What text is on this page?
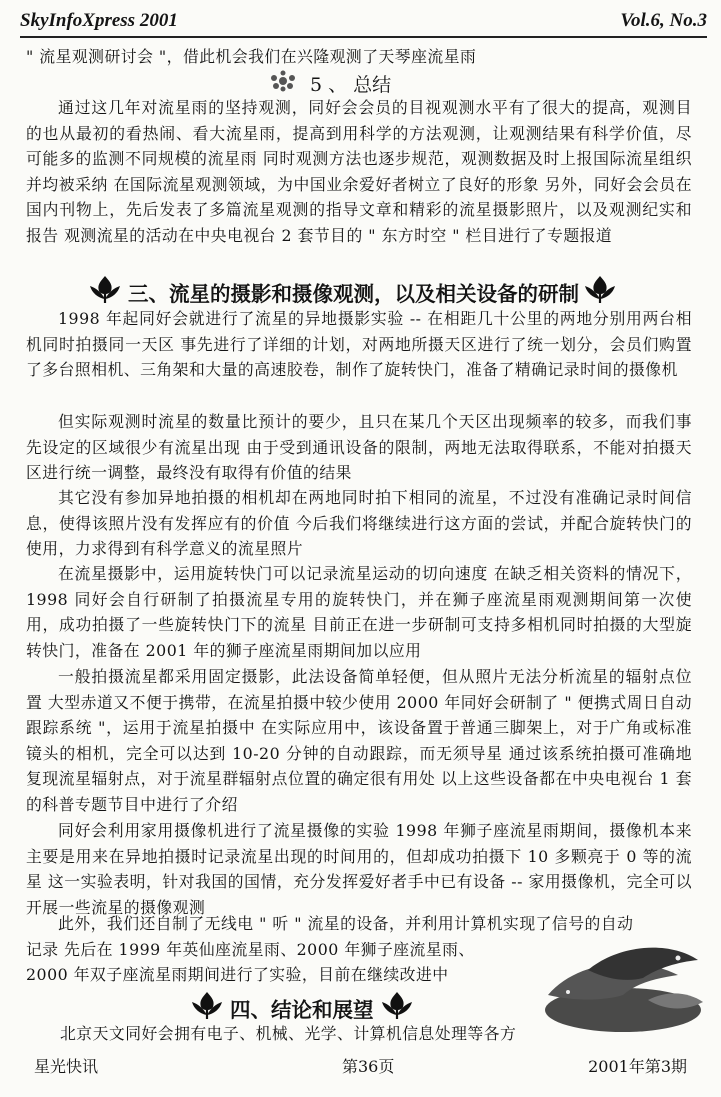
SkyInfoXpress 2001	Vol.6, No.3

" 流星观测研讨会 "，借此机会我们在兴隆观测了天琴座流星雨

5 、 总结

通过这几年对流星雨的坚持观测，同好会会员的目视观测水平有了很大的提高，观测目的也从最初的看热闹、看大流星雨，提高到用科学的方法观测，让观测结果有科学价值，尽可能多的监测不同规模的流星雨 同时观测方法也逐步规范，观测数据及时上报国际流星组织并均被采纳 在国际流星观测领域，为中国业余爱好者树立了良好的形象 另外，同好会会员在国内刊物上，先后发表了多篇流星观测的指导文章和精彩的流星摄影照片，以及观测纪实和报告 观测流星的活动在中央电视台 2 套节目的 " 东方时空 " 栏目进行了专题报道

三、流星的摄影和摄像观测，以及相关设备的研制

1998 年起同好会就进行了流星的异地摄影实验 -- 在相距几十公里的两地分别用两台相机同时拍摄同一天区 事先进行了详细的计划，对两地所摄天区进行了统一划分，会员们购置了多台照相机、三角架和大量的高速胶卷，制作了旋转快门，准备了精确记录时间的摄像机

但实际观测时流星的数量比预计的要少，且只在某几个天区出现频率的较多，而我们事先设定的区域很少有流星出现 由于受到通讯设备的限制，两地无法取得联系，不能对拍摄天区进行统一调整，最终没有取得有价值的结果

其它没有参加异地拍摄的相机却在两地同时拍下相同的流星，不过没有准确记录时间信息，使得该照片没有发挥应有的价值 今后我们将继续进行这方面的尝试，并配合旋转快门的使用，力求得到有科学意义的流星照片

在流星摄影中，运用旋转快门可以记录流星运动的切向速度 在缺乏相关资料的情况下，1998 同好会自行研制了拍摄流星专用的旋转快门，并在狮子座流星雨观测期间第一次使用，成功拍摄了一些旋转快门下的流星 目前正在进一步研制可支持多相机同时拍摄的大型旋转快门，准备在 2001 年的狮子座流星雨期间加以应用

一般拍摄流星都采用固定摄影，此法设备简单轻便，但从照片无法分析流星的辐射点位置 大型赤道又不便于携带，在流星拍摄中较少使用 2000 年同好会研制了 " 便携式周日自动跟踪系统 "，运用于流星拍摄中 在实际应用中，该设备置于普通三脚架上，对于广角或标准镜头的相机，完全可以达到 10-20 分钟的自动跟踪，而无须导星 通过该系统拍摄可准确地复现流星辐射点，对于流星群辐射点位置的确定很有用处 以上这些设备都在中央电视台 1 套的科普专题节目中进行了介绍

同好会利用家用摄像机进行了流星摄像的实验 1998 年狮子座流星雨期间，摄像机本来主要是用来在异地拍摄时记录流星出现的时间用的，但却成功拍摄下 10 多颗亮于 0 等的流星 这一实验表明，针对我国的国情，充分发挥爱好者手中已有设备 -- 家用摄像机，完全可以开展一些流星的摄像观测

此外，我们还自制了无线电 " 听 " 流星的设备，并利用计算机实现了信号的自动
记录 先后在 1999 年英仙座流星雨、2000 年狮子座流星雨、
2000 年双子座流星雨期间进行了实验，目前在继续改进中
四、结论和展望

北京天文同好会拥有电子、机械、光学、计算机信息处理等各方

星光快讯	第36页	2001年第3期
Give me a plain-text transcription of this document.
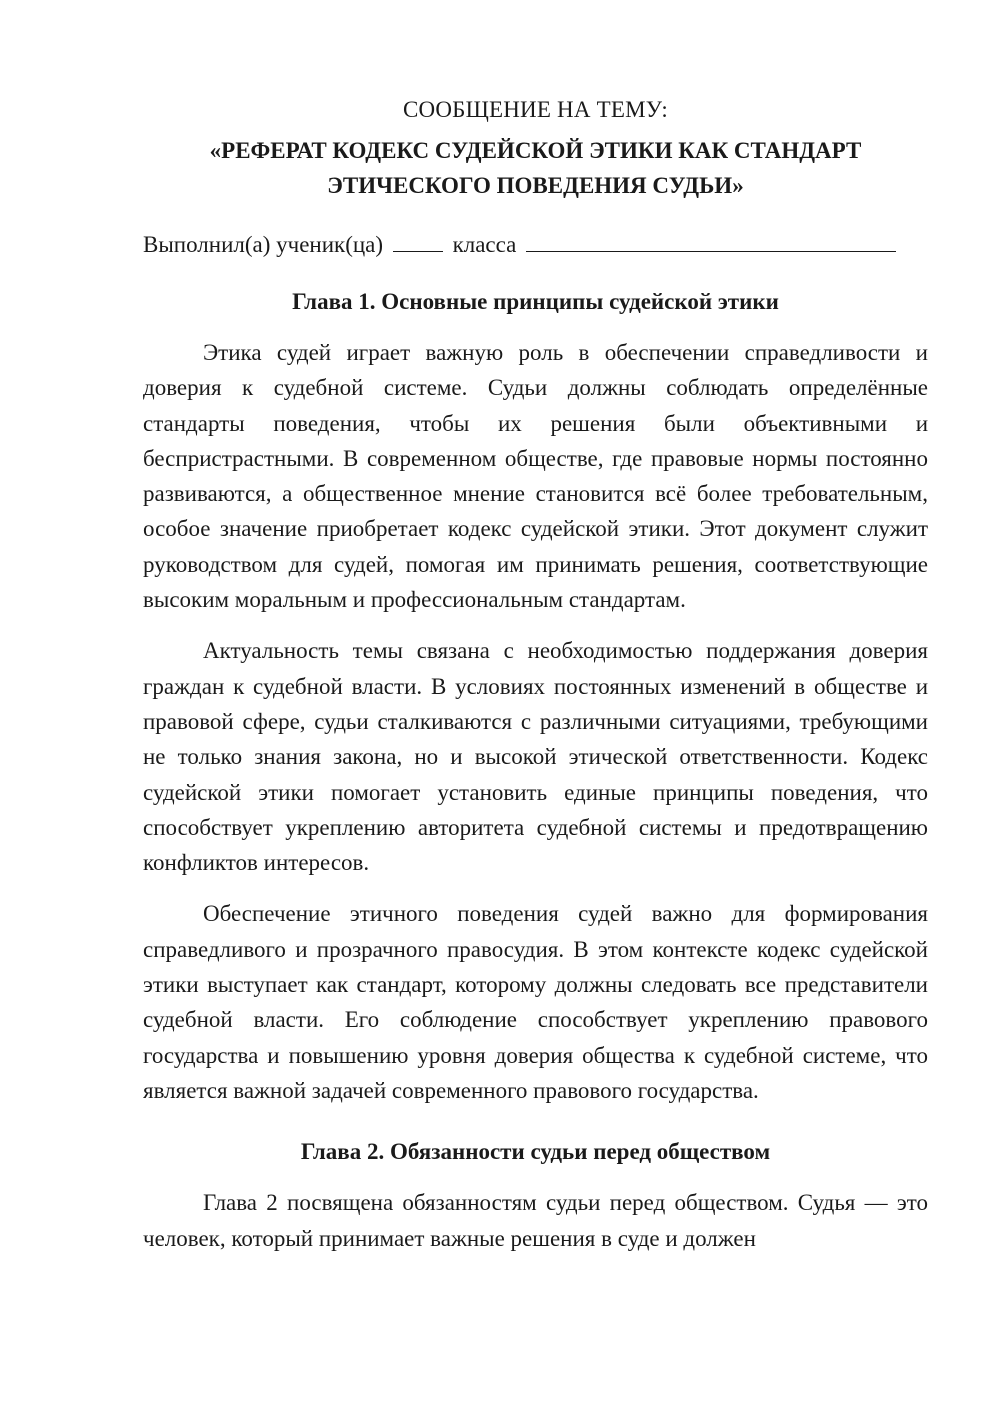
СООБЩЕНИЕ НА ТЕМУ:
«РЕФЕРАТ КОДЕКС СУДЕЙСКОЙ ЭТИКИ КАК СТАНДАРТ
ЭТИЧЕСКОГО ПОВЕДЕНИЯ СУДЬИ»
Выполнил(а) ученик(ца)	класса
Глава 1. Основные принципы судейской этики

Этика судей играет важную роль в обеспечении справедливости и доверия к судебной системе. Судьи должны соблюдать определённые стандарты поведения, чтобы их решения были объективными и беспристрастными. В современном обществе, где правовые нормы постоянно развиваются, а общественное мнение становится всё более требовательным, особое значение приобретает кодекс судейской этики. Этот документ служит руководством для судей, помогая им принимать решения, соответствующие высоким моральным и профессиональным стандартам.

Актуальность темы связана с необходимостью поддержания доверия граждан к судебной власти. В условиях постоянных изменений в обществе и правовой сфере, судьи сталкиваются с различными ситуациями, требующими не только знания закона, но и высокой этической ответственности. Кодекс судейской этики помогает установить единые принципы поведения, что способствует укреплению авторитета судебной системы и предотвращению конфликтов интересов.

Обеспечение этичного поведения судей важно для формирования справедливого и прозрачного правосудия. В этом контексте кодекс судейской этики выступает как стандарт, которому должны следовать все представители судебной власти. Его соблюдение способствует укреплению правового государства и повышению уровня доверия общества к судебной системе, что является важной задачей современного правового государства.

Глава 2. Обязанности судьи перед обществом

Глава 2 посвящена обязанностям судьи перед обществом. Судья — это человек, который принимает важные решения в суде и должен
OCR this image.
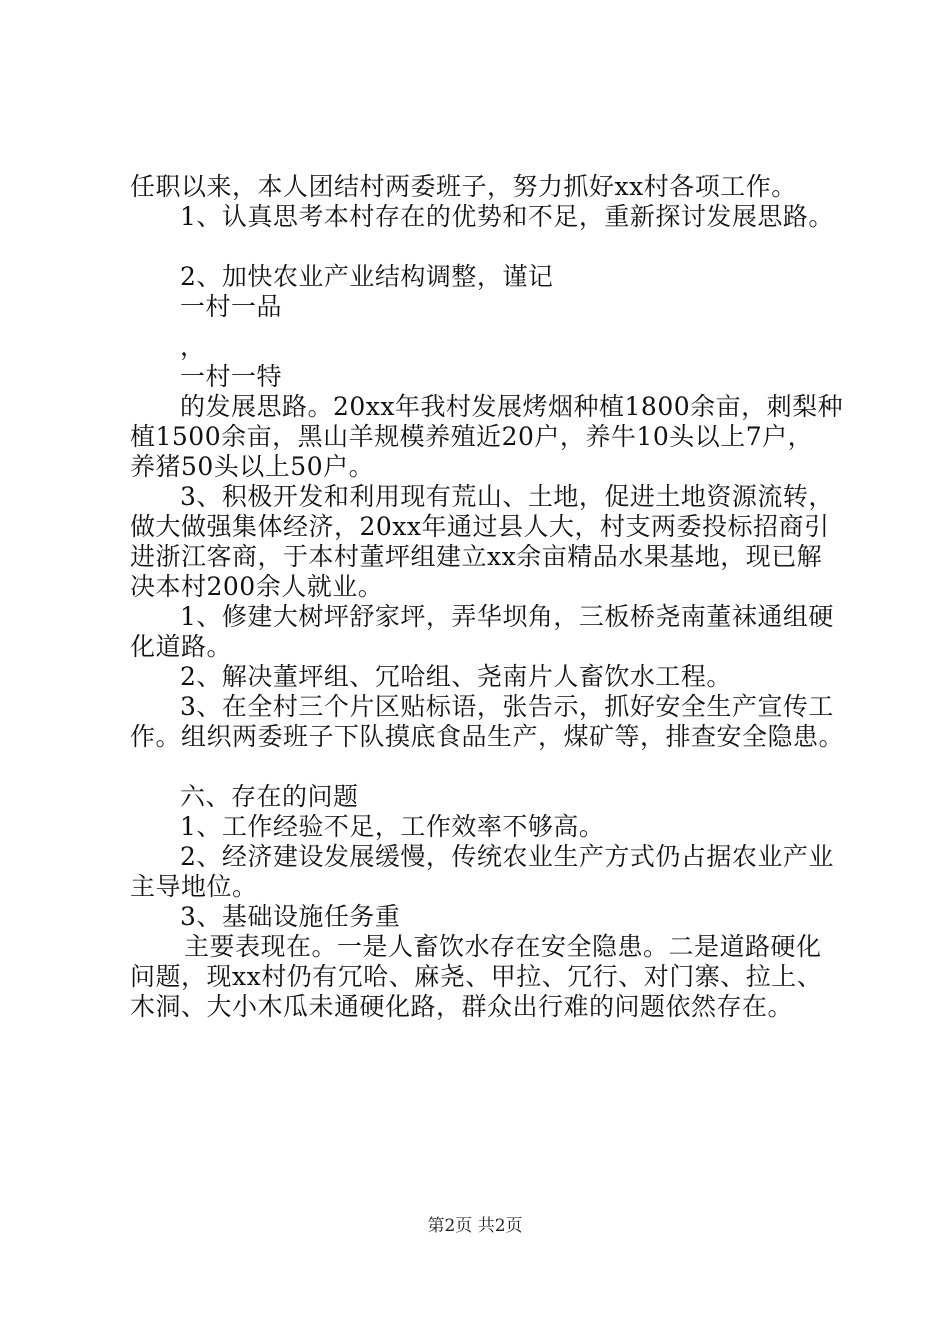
任职以来，本人团结村两委班子，努力抓好xx村各项工作。
1、认真思考本村存在的优势和不足，重新探讨发展思路。
2、加快农业产业结构调整，谨记
一村一品
，
一村一特
的发展思路。20xx年我村发展烤烟种植1800余亩，刺梨种
植1500余亩，黑山羊规模养殖近20户，养牛10头以上7户，
养猪50头以上50户。
3、积极开发和利用现有荒山、土地，促进土地资源流转，
做大做强集体经济，20xx年通过县人大，村支两委投标招商引
进浙江客商，于本村董坪组建立xx余亩精品水果基地，现已解
决本村200余人就业。
1、修建大树坪舒家坪，弄华坝角，三板桥尧南董袜通组硬
化道路。
2、解决董坪组、冗哈组、尧南片人畜饮水工程。
3、在全村三个片区贴标语，张告示，抓好安全生产宣传工
作。组织两委班子下队摸底食品生产，煤矿等，排查安全隐患。
六、存在的问题
1、工作经验不足，工作效率不够高。
2、经济建设发展缓慢，传统农业生产方式仍占据农业产业
主导地位。
3、基础设施任务重
主要表现在。一是人畜饮水存在安全隐患。二是道路硬化
问题，现xx村仍有冗哈、麻尧、甲拉、冗行、对门寨、拉上、
木洞、大小木瓜未通硬化路，群众出行难的问题依然存在。
第2页 共2页
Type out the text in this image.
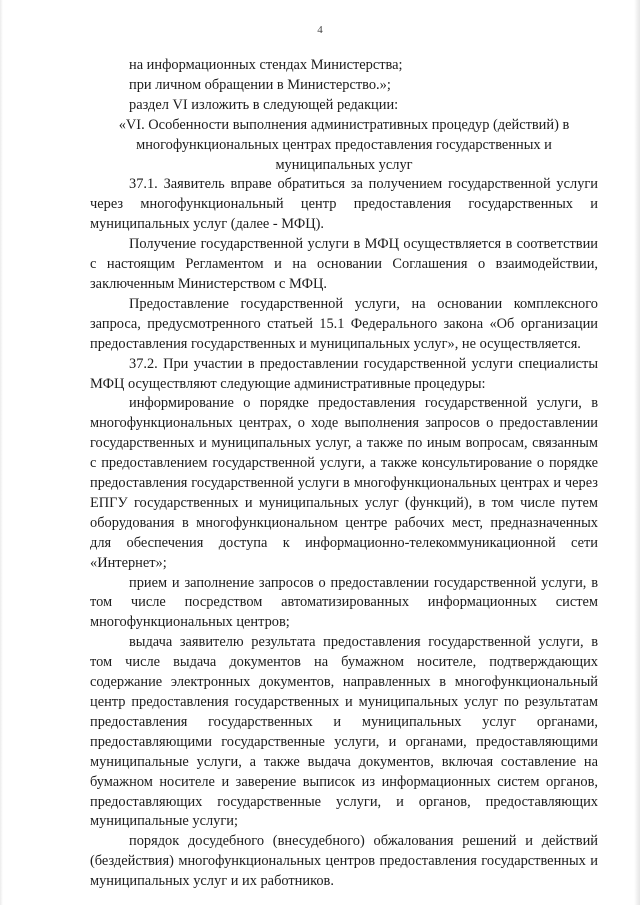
4

на информационных стендах Министерства;

при личном обращении в Министерство.»;

раздел VI изложить в следующей редакции:

«VI. Особенности выполнения административных процедур (действий) в многофункциональных центрах предоставления государственных и муниципальных услуг

37.1. Заявитель вправе обратиться за получением государственной услуги через многофункциональный центр предоставления государственных и муниципальных услуг (далее - МФЦ).

Получение государственной услуги в МФЦ осуществляется в соответствии с настоящим Регламентом и на основании Соглашения о взаимодействии, заключенным Министерством с МФЦ.

Предоставление государственной услуги, на основании комплексного запроса, предусмотренного статьей 15.1 Федерального закона «Об организации предоставления государственных и муниципальных услуг», не осуществляется.

37.2. При участии в предоставлении государственной услуги специалисты МФЦ осуществляют следующие административные процедуры:

информирование о порядке предоставления государственной услуги, в многофункциональных центрах, о ходе выполнения запросов о предоставлении государственных и муниципальных услуг, а также по иным вопросам, связанным с предоставлением государственной услуги, а также консультирование о порядке предоставления государственной услуги в многофункциональных центрах и через ЕПГУ государственных и муниципальных услуг (функций), в том числе путем оборудования в многофункциональном центре рабочих мест, предназначенных для обеспечения доступа к информационно-телекоммуникационной сети «Интернет»;

прием и заполнение запросов о предоставлении государственной услуги, в том числе посредством автоматизированных информационных систем многофункциональных центров;

выдача заявителю результата предоставления государственной услуги, в том числе выдача документов на бумажном носителе, подтверждающих содержание электронных документов, направленных в многофункциональный центр предоставления государственных и муниципальных услуг по результатам предоставления государственных и муниципальных услуг органами, предоставляющими государственные услуги, и органами, предоставляющими муниципальные услуги, а также выдача документов, включая составление на бумажном носителе и заверение выписок из информационных систем органов, предоставляющих государственные услуги, и органов, предоставляющих муниципальные услуги;

порядок досудебного (внесудебного) обжалования решений и действий (бездействия) многофункциональных центров предоставления государственных и муниципальных услуг и их работников.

++++++++++

■ **Request**
Copy every line from the entries that contains the word "основании".

■ **Response**
Получение государственной услуги в МФЦ осуществляется в соответствии с настоящим Регламентом и на основании Соглашения о взаимодействии, заключенным Министерством с МФЦ.
Предоставление государственной услуги, на основании комплексного запроса, предусмотренного статьей 15.1 Федерального закона «Об организации предоставления государственных и муниципальных услуг», не осуществляется.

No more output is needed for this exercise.